Given request >> Pictures within the data are to be left out; everything else must be reproduced exactly.

Supplied material >>
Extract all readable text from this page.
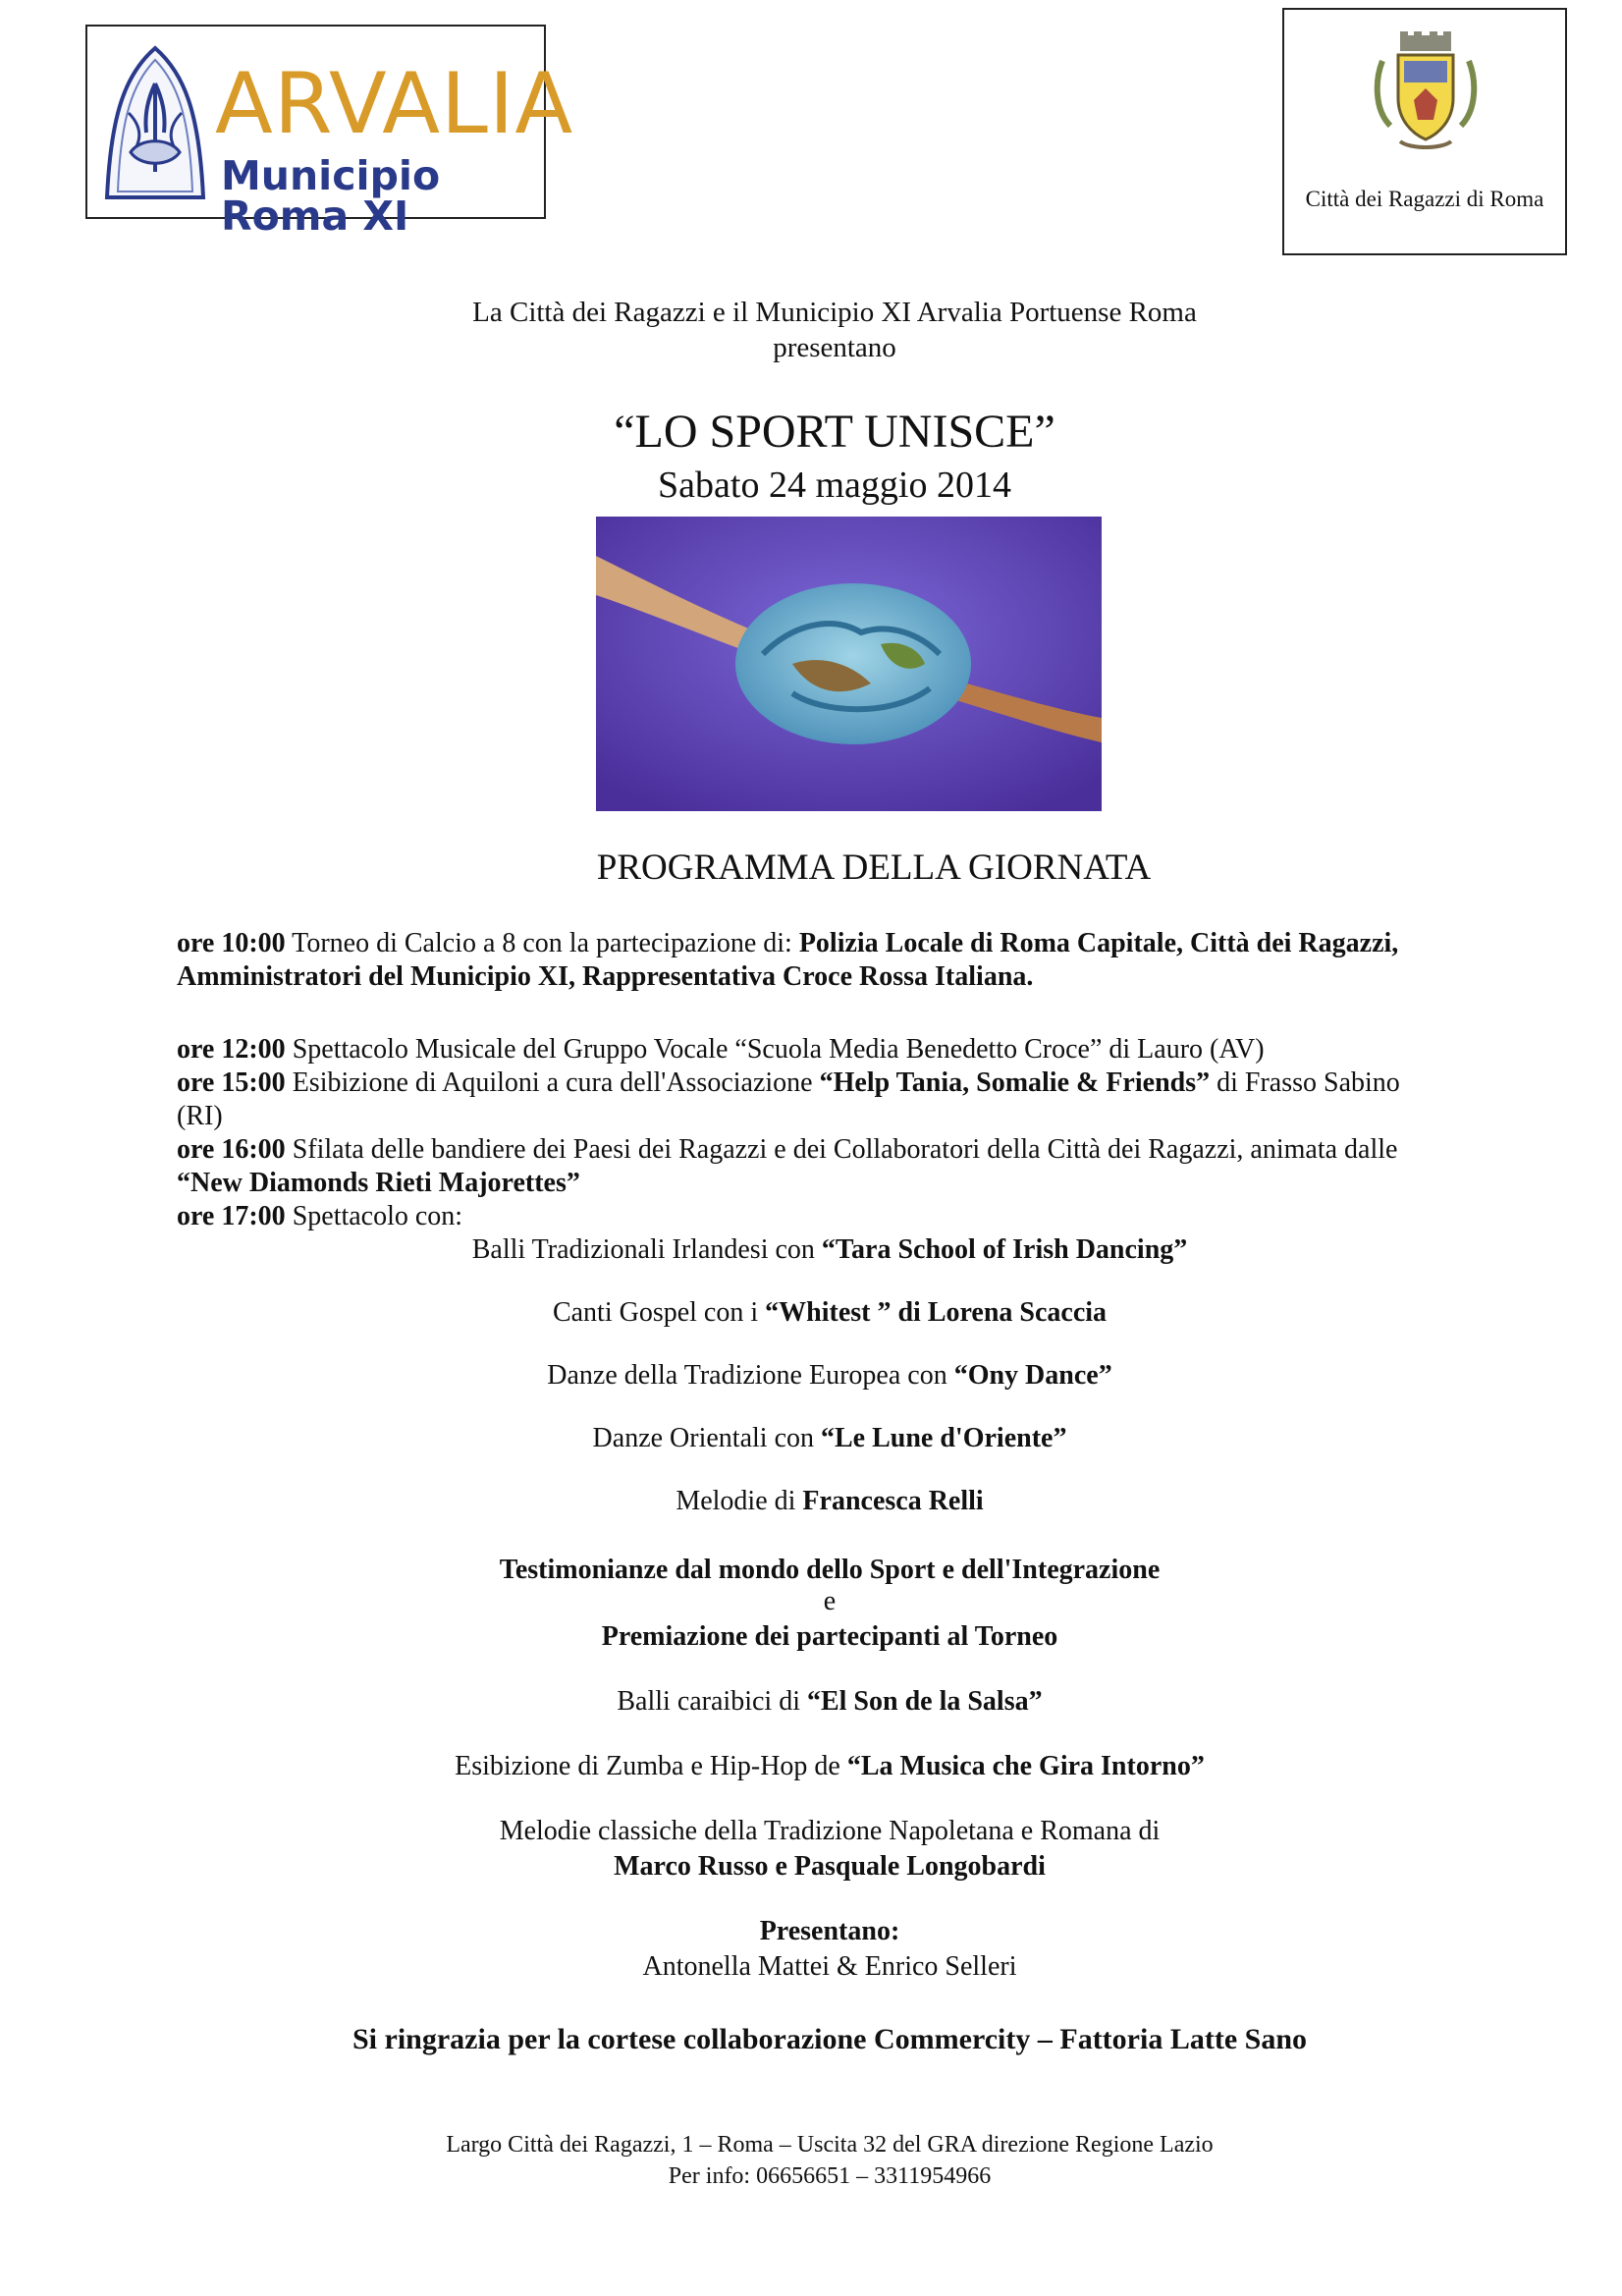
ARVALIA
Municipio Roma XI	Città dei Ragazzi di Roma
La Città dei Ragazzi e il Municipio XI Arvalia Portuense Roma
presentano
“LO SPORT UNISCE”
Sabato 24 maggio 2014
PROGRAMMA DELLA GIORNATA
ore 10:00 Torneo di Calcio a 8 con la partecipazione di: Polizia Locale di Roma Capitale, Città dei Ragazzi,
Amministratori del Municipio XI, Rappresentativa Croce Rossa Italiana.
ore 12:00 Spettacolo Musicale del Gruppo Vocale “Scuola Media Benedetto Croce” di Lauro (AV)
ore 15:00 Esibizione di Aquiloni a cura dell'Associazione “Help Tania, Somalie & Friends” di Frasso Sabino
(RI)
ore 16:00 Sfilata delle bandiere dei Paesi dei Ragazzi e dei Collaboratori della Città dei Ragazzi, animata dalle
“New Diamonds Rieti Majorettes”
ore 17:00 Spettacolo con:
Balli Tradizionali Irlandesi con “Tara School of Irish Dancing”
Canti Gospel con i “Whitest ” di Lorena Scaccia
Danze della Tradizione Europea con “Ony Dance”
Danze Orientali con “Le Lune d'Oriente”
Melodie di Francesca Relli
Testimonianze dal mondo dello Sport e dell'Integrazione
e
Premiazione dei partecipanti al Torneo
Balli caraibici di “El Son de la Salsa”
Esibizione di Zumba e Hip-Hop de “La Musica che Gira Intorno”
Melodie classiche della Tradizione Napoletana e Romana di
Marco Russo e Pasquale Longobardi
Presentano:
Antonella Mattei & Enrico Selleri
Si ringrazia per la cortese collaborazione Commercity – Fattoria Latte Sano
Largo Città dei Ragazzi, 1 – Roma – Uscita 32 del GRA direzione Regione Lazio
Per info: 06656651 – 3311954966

Answer for this exercise >>
Extract all readable text from this page.
ARVALIA
Municipio Roma XI	Città dei Ragazzi di Roma
La Città dei Ragazzi e il Municipio XI Arvalia Portuense Roma
presentano
“LO SPORT UNISCE”
Sabato 24 maggio 2014
PROGRAMMA DELLA GIORNATA
ore 10:00 Torneo di Calcio a 8 con la partecipazione di: Polizia Locale di Roma Capitale, Città dei Ragazzi,
Amministratori del Municipio XI, Rappresentativa Croce Rossa Italiana.
ore 12:00 Spettacolo Musicale del Gruppo Vocale “Scuola Media Benedetto Croce” di Lauro (AV)
ore 15:00 Esibizione di Aquiloni a cura dell'Associazione “Help Tania, Somalie & Friends” di Frasso Sabino
(RI)
ore 16:00 Sfilata delle bandiere dei Paesi dei Ragazzi e dei Collaboratori della Città dei Ragazzi, animata dalle
“New Diamonds Rieti Majorettes”
ore 17:00 Spettacolo con:
Balli Tradizionali Irlandesi con “Tara School of Irish Dancing”
Canti Gospel con i “Whitest ” di Lorena Scaccia
Danze della Tradizione Europea con “Ony Dance”
Danze Orientali con “Le Lune d'Oriente”
Melodie di Francesca Relli
Testimonianze dal mondo dello Sport e dell'Integrazione
e
Premiazione dei partecipanti al Torneo
Balli caraibici di “El Son de la Salsa”
Esibizione di Zumba e Hip-Hop de “La Musica che Gira Intorno”
Melodie classiche della Tradizione Napoletana e Romana di
Marco Russo e Pasquale Longobardi
Presentano:
Antonella Mattei & Enrico Selleri
Si ringrazia per la cortese collaborazione Commercity – Fattoria Latte Sano
Largo Città dei Ragazzi, 1 – Roma – Uscita 32 del GRA direzione Regione Lazio
Per info: 06656651 – 3311954966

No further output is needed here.